EXERCISE TASK:
Count every line of the material that holds the string "документах". Respond with the total only.

DATASET RECORDS:
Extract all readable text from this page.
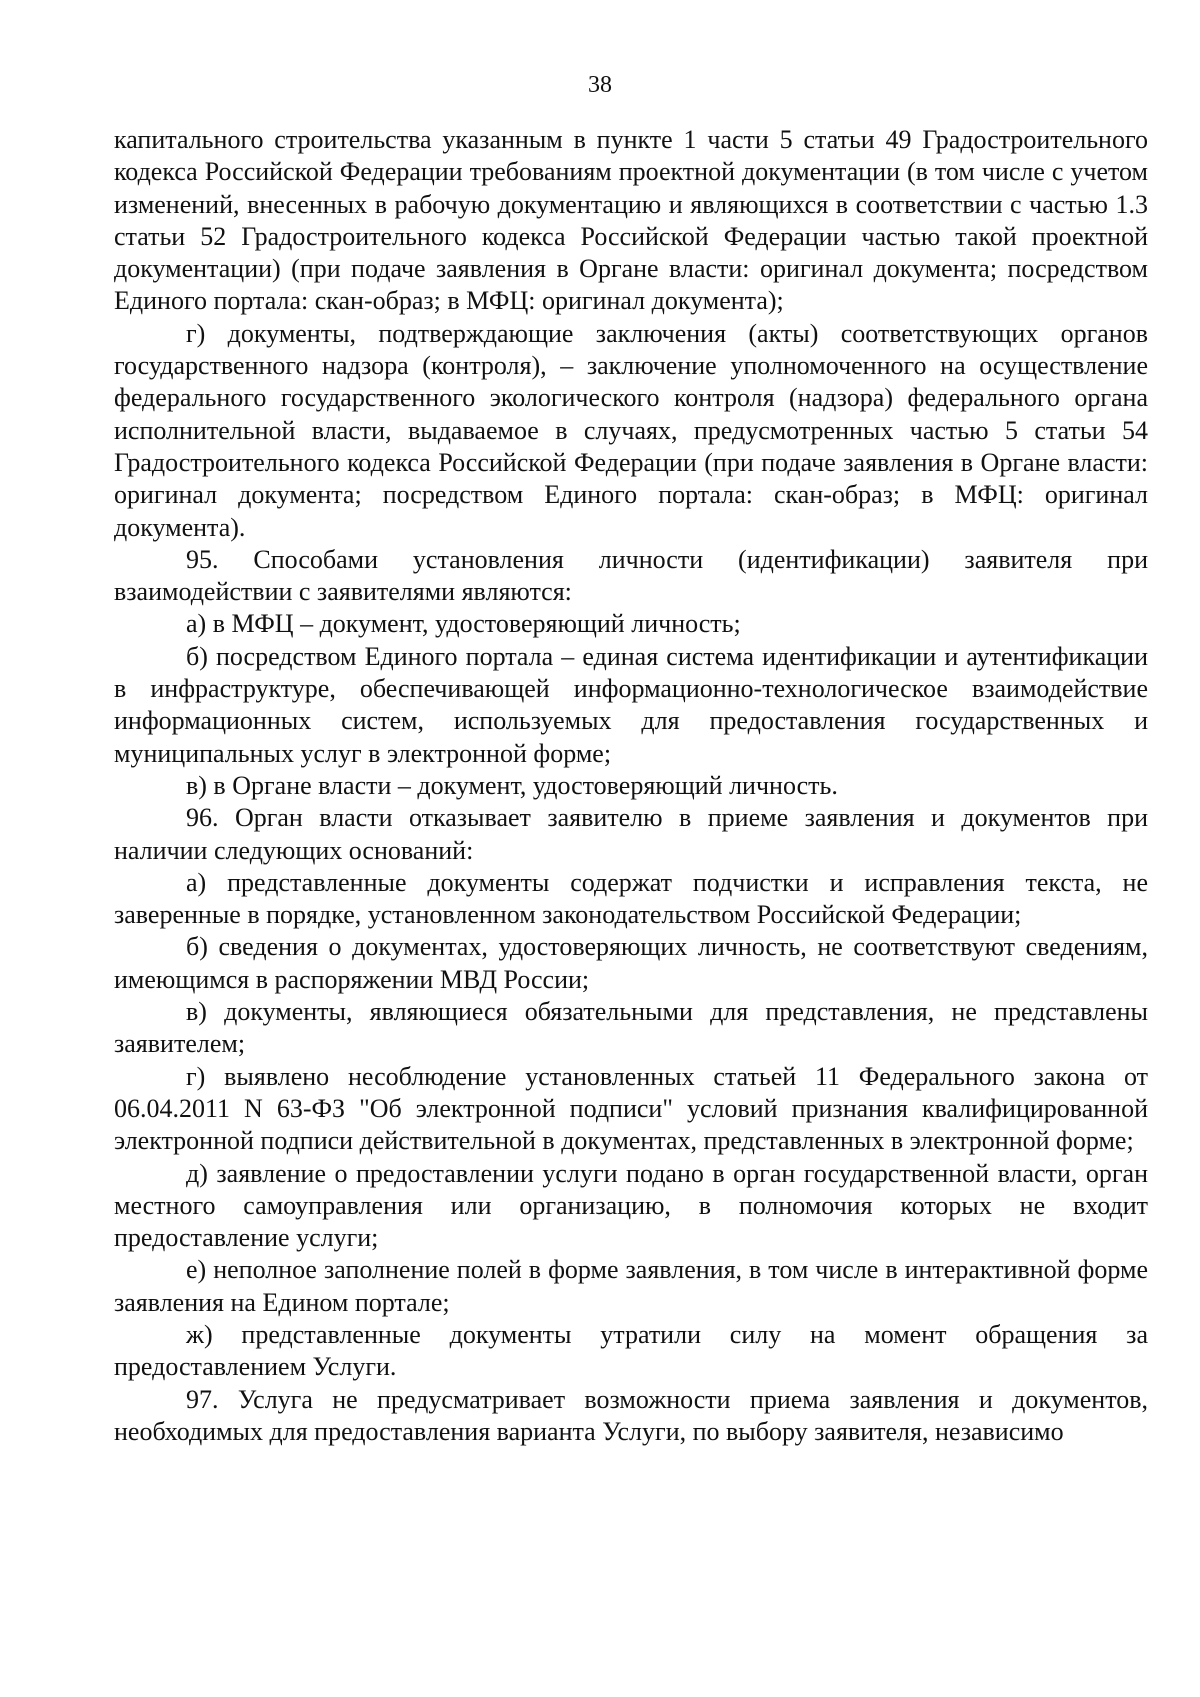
38

капитального строительства указанным в пункте 1 части 5 статьи 49 Градостроительного кодекса Российской Федерации требованиям проектной документации (в том числе с учетом изменений, внесенных в рабочую документацию и являющихся в соответствии с частью 1.3 статьи 52 Градостроительного кодекса Российской Федерации частью такой проектной документации) (при подаче заявления в Органе власти: оригинал документа; посредством Единого портала: скан-образ; в МФЦ: оригинал документа);

г) документы, подтверждающие заключения (акты) соответствующих органов государственного надзора (контроля), – заключение уполномоченного на осуществление федерального государственного экологического контроля (надзора) федерального органа исполнительной власти, выдаваемое в случаях, предусмотренных частью 5 статьи 54 Градостроительного кодекса Российской Федерации (при подаче заявления в Органе власти: оригинал документа; посредством Единого портала: скан-образ; в МФЦ: оригинал документа).

95. Способами установления личности (идентификации) заявителя при взаимодействии с заявителями являются:

а) в МФЦ – документ, удостоверяющий личность;

б) посредством Единого портала – единая система идентификации и аутентификации в инфраструктуре, обеспечивающей информационно-технологическое взаимодействие информационных систем, используемых для предоставления государственных и муниципальных услуг в электронной форме;

в) в Органе власти – документ, удостоверяющий личность.

96. Орган власти отказывает заявителю в приеме заявления и документов при наличии следующих оснований:

а) представленные документы содержат подчистки и исправления текста, не заверенные в порядке, установленном законодательством Российской Федерации;

б) сведения о документах, удостоверяющих личность, не соответствуют сведениям, имеющимся в распоряжении МВД России;

в) документы, являющиеся обязательными для представления, не представлены заявителем;

г) выявлено несоблюдение установленных статьей 11 Федерального закона от 06.04.2011 N 63-ФЗ "Об электронной подписи" условий признания квалифицированной электронной подписи действительной в документах, представленных в электронной форме;

д) заявление о предоставлении услуги подано в орган государственной власти, орган местного самоуправления или организацию, в полномочия которых не входит предоставление услуги;

е) неполное заполнение полей в форме заявления, в том числе в интерактивной форме заявления на Едином портале;

ж) представленные документы утратили силу на момент обращения за предоставлением Услуги.

97. Услуга не предусматривает возможности приема заявления и документов, необходимых для предоставления варианта Услуги, по выбору заявителя, независимо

THE RESULT:
2